Data entries:
-- begin --
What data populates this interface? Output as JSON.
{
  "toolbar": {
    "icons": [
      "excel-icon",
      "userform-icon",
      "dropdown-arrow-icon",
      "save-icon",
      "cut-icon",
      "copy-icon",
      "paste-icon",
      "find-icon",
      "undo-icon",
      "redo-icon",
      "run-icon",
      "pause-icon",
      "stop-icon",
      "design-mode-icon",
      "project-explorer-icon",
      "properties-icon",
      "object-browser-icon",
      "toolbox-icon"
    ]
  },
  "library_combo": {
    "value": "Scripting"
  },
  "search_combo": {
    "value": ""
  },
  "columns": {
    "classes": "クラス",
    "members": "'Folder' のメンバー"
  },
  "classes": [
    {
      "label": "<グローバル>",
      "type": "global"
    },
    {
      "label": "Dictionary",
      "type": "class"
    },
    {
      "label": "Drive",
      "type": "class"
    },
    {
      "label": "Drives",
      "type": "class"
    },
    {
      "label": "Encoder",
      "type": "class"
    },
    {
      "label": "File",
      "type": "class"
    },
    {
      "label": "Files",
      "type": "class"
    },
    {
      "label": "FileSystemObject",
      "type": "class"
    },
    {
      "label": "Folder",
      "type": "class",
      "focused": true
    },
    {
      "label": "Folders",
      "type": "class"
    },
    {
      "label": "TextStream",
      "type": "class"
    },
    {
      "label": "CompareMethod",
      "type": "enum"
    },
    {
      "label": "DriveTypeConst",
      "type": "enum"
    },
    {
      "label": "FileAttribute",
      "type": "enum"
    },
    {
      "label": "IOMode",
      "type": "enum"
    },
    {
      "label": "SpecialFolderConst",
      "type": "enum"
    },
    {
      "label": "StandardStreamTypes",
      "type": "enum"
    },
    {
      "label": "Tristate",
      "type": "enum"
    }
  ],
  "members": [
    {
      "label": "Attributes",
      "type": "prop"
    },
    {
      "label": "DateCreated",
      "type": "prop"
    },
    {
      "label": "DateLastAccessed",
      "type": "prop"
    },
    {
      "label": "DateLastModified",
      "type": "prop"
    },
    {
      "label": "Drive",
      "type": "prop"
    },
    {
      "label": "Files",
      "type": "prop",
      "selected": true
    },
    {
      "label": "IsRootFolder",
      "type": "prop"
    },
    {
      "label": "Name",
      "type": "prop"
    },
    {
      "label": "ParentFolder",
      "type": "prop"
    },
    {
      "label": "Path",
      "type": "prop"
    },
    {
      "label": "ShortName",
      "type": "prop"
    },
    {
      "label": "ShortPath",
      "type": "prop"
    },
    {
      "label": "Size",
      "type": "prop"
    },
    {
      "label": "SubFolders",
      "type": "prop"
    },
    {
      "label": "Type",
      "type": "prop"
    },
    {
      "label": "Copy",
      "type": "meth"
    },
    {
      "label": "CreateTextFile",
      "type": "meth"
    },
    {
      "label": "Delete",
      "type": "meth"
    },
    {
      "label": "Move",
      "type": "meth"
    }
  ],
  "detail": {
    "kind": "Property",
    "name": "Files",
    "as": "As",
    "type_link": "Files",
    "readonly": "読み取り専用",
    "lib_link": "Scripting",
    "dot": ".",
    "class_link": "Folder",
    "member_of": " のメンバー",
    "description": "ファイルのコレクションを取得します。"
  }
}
-- end --
# Objective
Tally the lines above that contain the word "Scripting", and reply with only the number.

# Answer to the problem
2